--- start Task input ---

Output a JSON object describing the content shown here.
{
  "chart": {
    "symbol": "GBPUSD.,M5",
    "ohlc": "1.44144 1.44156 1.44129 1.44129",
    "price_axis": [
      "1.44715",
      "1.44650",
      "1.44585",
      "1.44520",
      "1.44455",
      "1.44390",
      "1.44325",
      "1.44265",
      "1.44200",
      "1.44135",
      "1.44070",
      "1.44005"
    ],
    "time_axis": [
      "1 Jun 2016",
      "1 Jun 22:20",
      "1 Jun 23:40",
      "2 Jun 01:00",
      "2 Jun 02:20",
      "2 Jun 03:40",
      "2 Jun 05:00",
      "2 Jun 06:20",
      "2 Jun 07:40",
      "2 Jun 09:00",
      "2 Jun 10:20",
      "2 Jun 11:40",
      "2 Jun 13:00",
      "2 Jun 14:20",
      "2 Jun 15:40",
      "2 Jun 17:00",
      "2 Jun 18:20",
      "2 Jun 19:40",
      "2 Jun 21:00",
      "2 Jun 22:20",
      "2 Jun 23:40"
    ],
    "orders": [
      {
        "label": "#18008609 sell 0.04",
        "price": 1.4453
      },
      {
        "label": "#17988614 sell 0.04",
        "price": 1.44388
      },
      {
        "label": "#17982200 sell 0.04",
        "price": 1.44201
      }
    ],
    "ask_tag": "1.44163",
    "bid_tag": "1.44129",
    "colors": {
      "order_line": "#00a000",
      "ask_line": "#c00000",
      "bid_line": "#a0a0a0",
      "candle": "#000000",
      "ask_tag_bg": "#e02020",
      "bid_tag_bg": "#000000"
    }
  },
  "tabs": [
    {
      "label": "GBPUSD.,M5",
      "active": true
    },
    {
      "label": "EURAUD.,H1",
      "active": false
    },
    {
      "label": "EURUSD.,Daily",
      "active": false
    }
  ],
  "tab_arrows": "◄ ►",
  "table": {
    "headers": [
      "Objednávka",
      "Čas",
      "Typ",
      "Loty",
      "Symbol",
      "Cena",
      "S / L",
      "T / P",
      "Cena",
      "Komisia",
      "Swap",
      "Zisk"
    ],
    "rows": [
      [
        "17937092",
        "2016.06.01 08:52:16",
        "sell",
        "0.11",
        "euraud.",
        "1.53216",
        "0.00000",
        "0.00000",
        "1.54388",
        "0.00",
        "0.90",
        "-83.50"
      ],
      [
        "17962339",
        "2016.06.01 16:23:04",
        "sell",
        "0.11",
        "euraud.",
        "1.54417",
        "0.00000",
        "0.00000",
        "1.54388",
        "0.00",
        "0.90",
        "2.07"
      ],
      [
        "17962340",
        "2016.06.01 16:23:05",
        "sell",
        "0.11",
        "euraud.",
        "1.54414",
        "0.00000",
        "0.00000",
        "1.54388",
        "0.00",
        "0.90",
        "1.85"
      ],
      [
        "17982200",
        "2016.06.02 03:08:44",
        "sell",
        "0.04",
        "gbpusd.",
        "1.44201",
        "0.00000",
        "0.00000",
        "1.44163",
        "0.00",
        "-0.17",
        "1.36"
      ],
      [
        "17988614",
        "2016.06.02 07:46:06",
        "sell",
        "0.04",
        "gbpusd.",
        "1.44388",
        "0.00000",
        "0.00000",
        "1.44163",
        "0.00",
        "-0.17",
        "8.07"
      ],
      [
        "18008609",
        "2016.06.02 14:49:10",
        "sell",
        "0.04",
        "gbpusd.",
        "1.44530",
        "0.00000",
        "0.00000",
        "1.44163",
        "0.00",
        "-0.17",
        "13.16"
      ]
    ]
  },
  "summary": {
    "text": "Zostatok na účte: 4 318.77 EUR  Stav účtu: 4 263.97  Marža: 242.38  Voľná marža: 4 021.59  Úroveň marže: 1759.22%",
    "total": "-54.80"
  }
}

--- end Task input ---

Task to carry out
Give all the entries again exactly; leave none out.

Task response
Output a JSON object describing the content shown here.
{
  "chart": {
    "symbol": "GBPUSD.,M5",
    "ohlc": "1.44144 1.44156 1.44129 1.44129",
    "price_axis": [
      "1.44715",
      "1.44650",
      "1.44585",
      "1.44520",
      "1.44455",
      "1.44390",
      "1.44325",
      "1.44265",
      "1.44200",
      "1.44135",
      "1.44070",
      "1.44005"
    ],
    "time_axis": [
      "1 Jun 2016",
      "1 Jun 22:20",
      "1 Jun 23:40",
      "2 Jun 01:00",
      "2 Jun 02:20",
      "2 Jun 03:40",
      "2 Jun 05:00",
      "2 Jun 06:20",
      "2 Jun 07:40",
      "2 Jun 09:00",
      "2 Jun 10:20",
      "2 Jun 11:40",
      "2 Jun 13:00",
      "2 Jun 14:20",
      "2 Jun 15:40",
      "2 Jun 17:00",
      "2 Jun 18:20",
      "2 Jun 19:40",
      "2 Jun 21:00",
      "2 Jun 22:20",
      "2 Jun 23:40"
    ],
    "orders": [
      {
        "label": "#18008609 sell 0.04",
        "price": 1.4453
      },
      {
        "label": "#17988614 sell 0.04",
        "price": 1.44388
      },
      {
        "label": "#17982200 sell 0.04",
        "price": 1.44201
      }
    ],
    "ask_tag": "1.44163",
    "bid_tag": "1.44129",
    "colors": {
      "order_line": "#00a000",
      "ask_line": "#c00000",
      "bid_line": "#a0a0a0",
      "candle": "#000000",
      "ask_tag_bg": "#e02020",
      "bid_tag_bg": "#000000"
    }
  },
  "tabs": [
    {
      "label": "GBPUSD.,M5",
      "active": true
    },
    {
      "label": "EURAUD.,H1",
      "active": false
    },
    {
      "label": "EURUSD.,Daily",
      "active": false
    }
  ],
  "tab_arrows": "◄ ►",
  "table": {
    "headers": [
      "Objednávka",
      "Čas",
      "Typ",
      "Loty",
      "Symbol",
      "Cena",
      "S / L",
      "T / P",
      "Cena",
      "Komisia",
      "Swap",
      "Zisk"
    ],
    "rows": [
      [
        "17937092",
        "2016.06.01 08:52:16",
        "sell",
        "0.11",
        "euraud.",
        "1.53216",
        "0.00000",
        "0.00000",
        "1.54388",
        "0.00",
        "0.90",
        "-83.50"
      ],
      [
        "17962339",
        "2016.06.01 16:23:04",
        "sell",
        "0.11",
        "euraud.",
        "1.54417",
        "0.00000",
        "0.00000",
        "1.54388",
        "0.00",
        "0.90",
        "2.07"
      ],
      [
        "17962340",
        "2016.06.01 16:23:05",
        "sell",
        "0.11",
        "euraud.",
        "1.54414",
        "0.00000",
        "0.00000",
        "1.54388",
        "0.00",
        "0.90",
        "1.85"
      ],
      [
        "17982200",
        "2016.06.02 03:08:44",
        "sell",
        "0.04",
        "gbpusd.",
        "1.44201",
        "0.00000",
        "0.00000",
        "1.44163",
        "0.00",
        "-0.17",
        "1.36"
      ],
      [
        "17988614",
        "2016.06.02 07:46:06",
        "sell",
        "0.04",
        "gbpusd.",
        "1.44388",
        "0.00000",
        "0.00000",
        "1.44163",
        "0.00",
        "-0.17",
        "8.07"
      ],
      [
        "18008609",
        "2016.06.02 14:49:10",
        "sell",
        "0.04",
        "gbpusd.",
        "1.44530",
        "0.00000",
        "0.00000",
        "1.44163",
        "0.00",
        "-0.17",
        "13.16"
      ]
    ]
  },
  "summary": {
    "text": "Zostatok na účte: 4 318.77 EUR  Stav účtu: 4 263.97  Marža: 242.38  Voľná marža: 4 021.59  Úroveň marže: 1759.22%",
    "total": "-54.80"
  }
}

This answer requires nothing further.